* **Short task**
Locate all lines with the word "chevron". Copy them.

* **Supplied entries**
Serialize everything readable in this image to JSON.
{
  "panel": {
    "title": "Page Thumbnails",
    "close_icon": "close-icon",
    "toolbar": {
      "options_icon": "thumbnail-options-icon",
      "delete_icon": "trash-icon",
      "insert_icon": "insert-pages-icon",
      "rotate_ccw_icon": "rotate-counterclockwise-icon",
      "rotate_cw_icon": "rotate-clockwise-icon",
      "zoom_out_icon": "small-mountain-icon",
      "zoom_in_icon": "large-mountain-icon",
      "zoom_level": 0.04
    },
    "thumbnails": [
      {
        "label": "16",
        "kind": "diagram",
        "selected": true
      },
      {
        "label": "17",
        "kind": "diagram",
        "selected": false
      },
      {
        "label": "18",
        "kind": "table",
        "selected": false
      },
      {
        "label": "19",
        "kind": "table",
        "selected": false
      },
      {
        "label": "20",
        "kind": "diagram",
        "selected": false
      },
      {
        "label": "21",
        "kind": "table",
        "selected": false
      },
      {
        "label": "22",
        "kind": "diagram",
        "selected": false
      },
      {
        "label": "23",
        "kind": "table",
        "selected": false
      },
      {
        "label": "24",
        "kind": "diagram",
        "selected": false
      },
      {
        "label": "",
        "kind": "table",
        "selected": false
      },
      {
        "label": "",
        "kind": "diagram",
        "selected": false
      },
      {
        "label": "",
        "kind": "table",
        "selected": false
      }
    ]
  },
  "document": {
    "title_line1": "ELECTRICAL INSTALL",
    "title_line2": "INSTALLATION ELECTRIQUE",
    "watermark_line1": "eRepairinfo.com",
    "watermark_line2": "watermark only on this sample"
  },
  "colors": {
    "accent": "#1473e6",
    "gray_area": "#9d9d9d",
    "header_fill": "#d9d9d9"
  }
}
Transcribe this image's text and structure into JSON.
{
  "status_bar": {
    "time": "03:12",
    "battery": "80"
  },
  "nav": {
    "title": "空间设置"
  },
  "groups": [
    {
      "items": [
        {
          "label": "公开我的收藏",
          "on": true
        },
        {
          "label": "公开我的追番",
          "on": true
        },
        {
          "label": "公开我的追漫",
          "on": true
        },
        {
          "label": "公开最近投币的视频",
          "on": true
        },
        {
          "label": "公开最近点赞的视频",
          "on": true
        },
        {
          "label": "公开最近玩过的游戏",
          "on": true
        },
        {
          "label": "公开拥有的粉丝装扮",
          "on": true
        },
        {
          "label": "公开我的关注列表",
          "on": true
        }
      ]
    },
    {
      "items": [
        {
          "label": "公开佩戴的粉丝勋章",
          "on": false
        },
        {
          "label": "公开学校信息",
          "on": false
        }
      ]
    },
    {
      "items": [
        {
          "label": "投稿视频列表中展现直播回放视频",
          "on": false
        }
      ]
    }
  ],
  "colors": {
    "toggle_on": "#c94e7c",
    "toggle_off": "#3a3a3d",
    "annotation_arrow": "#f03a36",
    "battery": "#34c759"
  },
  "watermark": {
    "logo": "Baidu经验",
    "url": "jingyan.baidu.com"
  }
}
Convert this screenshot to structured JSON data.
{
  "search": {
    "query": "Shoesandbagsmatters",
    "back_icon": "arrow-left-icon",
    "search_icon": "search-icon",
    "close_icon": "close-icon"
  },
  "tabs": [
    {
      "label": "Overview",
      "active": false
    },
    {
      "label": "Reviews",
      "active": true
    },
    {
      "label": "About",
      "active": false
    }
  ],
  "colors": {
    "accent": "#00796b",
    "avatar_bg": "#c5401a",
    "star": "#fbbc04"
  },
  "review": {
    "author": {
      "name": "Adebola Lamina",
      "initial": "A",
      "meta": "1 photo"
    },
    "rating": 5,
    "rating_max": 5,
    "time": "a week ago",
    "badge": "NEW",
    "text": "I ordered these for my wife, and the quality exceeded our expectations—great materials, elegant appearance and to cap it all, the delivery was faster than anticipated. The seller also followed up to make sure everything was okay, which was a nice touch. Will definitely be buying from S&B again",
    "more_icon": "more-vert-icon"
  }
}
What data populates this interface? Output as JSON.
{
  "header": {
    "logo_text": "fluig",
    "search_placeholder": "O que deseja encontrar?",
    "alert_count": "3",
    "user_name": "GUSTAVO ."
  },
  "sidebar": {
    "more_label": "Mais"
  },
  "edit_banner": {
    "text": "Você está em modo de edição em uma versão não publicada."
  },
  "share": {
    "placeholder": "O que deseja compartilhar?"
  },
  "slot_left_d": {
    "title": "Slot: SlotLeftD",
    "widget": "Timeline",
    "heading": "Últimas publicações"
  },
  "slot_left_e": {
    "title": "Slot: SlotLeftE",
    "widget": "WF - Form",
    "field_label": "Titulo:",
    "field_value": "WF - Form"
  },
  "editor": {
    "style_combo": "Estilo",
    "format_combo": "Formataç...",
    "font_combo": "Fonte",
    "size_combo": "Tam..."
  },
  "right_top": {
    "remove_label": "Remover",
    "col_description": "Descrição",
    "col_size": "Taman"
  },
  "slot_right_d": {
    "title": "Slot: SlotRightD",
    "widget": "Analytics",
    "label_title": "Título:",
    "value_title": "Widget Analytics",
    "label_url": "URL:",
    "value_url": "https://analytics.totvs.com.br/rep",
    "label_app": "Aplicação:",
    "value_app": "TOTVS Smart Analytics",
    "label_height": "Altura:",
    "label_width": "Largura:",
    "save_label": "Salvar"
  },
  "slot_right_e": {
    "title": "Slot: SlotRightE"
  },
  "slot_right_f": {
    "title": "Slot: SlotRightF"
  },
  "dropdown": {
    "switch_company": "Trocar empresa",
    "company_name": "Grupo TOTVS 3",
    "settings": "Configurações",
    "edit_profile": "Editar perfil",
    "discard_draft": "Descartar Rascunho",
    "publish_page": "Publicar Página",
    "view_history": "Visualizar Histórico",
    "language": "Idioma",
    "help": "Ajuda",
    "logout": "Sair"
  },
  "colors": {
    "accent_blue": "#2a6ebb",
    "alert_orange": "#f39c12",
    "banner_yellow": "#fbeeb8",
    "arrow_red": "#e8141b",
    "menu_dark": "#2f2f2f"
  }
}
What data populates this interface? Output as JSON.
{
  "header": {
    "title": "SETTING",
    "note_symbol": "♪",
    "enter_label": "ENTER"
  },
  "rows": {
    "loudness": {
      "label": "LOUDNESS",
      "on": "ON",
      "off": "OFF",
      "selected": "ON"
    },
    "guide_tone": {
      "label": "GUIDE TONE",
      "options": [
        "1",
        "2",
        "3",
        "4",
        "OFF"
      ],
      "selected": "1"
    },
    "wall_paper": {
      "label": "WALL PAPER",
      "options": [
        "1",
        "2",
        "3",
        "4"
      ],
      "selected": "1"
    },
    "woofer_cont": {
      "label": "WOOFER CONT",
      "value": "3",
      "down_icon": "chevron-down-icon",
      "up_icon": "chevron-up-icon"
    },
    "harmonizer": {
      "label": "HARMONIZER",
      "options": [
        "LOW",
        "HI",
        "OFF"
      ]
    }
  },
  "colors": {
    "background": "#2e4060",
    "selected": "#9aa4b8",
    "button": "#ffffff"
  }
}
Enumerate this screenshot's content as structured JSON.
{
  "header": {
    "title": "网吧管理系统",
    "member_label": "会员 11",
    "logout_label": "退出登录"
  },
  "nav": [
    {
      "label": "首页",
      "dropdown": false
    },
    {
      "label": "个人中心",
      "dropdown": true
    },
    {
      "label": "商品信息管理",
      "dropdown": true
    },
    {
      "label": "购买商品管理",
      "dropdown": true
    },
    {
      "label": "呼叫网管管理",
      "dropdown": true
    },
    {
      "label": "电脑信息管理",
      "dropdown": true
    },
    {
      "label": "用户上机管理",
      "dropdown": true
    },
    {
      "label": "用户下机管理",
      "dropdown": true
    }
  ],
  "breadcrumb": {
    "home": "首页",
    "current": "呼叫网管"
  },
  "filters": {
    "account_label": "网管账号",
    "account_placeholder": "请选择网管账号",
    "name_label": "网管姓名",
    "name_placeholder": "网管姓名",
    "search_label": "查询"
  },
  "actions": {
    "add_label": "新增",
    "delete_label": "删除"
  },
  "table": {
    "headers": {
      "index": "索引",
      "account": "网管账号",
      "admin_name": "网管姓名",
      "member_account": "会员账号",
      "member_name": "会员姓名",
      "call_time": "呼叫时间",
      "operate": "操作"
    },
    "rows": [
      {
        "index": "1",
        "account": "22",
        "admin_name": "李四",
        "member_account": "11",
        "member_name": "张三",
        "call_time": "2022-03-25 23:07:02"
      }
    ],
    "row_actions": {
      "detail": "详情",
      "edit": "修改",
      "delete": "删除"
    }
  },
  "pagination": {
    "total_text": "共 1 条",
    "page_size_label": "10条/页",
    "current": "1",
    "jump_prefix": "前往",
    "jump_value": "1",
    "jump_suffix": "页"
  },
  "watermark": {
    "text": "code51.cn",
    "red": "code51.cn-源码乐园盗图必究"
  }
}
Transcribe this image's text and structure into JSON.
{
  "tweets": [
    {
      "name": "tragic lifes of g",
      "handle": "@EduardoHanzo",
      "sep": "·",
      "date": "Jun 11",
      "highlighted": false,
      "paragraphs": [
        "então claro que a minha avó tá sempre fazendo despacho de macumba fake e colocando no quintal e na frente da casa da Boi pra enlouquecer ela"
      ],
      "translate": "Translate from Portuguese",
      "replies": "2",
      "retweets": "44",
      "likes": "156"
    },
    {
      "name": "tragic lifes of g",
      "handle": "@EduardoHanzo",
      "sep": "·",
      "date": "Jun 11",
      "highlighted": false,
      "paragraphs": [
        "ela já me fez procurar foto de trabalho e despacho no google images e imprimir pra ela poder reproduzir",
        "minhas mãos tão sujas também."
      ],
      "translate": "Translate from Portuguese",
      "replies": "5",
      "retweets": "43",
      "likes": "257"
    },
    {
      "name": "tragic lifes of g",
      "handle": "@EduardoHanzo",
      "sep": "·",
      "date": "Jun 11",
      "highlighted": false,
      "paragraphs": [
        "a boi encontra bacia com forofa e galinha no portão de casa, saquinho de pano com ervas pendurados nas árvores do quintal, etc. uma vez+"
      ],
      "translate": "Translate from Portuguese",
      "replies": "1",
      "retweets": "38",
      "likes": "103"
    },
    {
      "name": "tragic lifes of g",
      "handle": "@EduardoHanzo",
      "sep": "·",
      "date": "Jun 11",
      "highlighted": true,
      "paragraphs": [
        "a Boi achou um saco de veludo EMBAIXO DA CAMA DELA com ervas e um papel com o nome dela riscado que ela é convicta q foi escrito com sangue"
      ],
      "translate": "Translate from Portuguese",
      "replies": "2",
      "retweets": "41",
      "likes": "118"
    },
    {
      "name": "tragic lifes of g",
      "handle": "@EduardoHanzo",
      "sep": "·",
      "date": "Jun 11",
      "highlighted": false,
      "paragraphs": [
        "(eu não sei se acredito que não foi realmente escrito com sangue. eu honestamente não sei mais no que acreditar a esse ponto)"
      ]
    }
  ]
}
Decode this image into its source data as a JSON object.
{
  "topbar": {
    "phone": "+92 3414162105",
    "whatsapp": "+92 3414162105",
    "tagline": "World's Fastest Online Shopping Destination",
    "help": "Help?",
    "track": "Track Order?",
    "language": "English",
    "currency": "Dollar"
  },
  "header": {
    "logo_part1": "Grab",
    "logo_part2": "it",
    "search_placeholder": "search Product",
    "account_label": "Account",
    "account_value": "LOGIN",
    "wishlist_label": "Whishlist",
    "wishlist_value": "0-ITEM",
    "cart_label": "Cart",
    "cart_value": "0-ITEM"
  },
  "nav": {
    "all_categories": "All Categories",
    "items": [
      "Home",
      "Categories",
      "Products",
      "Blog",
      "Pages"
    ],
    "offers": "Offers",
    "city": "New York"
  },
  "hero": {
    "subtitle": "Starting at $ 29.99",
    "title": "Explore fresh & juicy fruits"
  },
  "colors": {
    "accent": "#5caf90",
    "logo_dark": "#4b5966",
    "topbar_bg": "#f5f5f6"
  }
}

* **Solution for this exercise**
      "down_icon": "chevron-down-icon",
      "up_icon": "chevron-up-icon"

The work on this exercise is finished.